Sony prezentuje tablet z czasem pracy sięgającym trzech tygodni. Tak, z ekranem E Ink

Ileż to razy w filmach science-fiction widzieliśmy ludzi siedzących na stacjach metra i czytających elektroniczne wersje gazet na arkuszach elastycznych, czarno-białych wyświetlaczy. Kiedyś myśleliśmy, że taką rewolucję zapewnią nam tablety z ekranami E Ink, ale rynek zweryfikował to marzenie. Sony wraca do tematu, oferując urządzenie, o którego baterię nie będziemy musieli się w ogóle martwić.

= = = =

### [POLECENIE]
Jak długo według tekstu może działać prezentowany przez Sony tablet? Poniższy wykaz nie ma żadnego związku z tekstem.

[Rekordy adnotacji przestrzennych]
= = = =

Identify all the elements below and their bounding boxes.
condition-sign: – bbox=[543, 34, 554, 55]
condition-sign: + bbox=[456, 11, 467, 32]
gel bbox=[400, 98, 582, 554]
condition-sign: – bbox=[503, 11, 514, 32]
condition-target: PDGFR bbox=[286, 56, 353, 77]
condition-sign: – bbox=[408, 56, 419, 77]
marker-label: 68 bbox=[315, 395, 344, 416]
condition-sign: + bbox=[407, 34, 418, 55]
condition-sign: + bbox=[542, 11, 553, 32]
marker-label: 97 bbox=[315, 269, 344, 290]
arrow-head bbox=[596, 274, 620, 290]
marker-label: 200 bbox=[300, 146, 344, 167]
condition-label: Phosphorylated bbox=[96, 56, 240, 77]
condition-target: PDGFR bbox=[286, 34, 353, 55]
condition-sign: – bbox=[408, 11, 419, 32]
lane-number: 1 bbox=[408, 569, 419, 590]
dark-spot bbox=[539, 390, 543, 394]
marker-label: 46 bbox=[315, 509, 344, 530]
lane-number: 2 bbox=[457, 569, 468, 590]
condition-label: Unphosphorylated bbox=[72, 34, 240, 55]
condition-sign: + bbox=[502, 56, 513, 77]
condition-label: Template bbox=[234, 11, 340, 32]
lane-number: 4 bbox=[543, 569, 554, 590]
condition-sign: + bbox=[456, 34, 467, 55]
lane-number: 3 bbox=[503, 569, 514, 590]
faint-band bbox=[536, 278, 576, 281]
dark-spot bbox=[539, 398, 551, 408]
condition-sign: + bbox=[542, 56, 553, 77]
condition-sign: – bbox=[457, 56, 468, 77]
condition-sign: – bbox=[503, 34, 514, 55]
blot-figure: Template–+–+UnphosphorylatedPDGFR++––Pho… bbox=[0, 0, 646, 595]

= = = =

### [ROZWIĄZANIE WZORCOWE]
Jego czas pracy sięga trzech tygodni.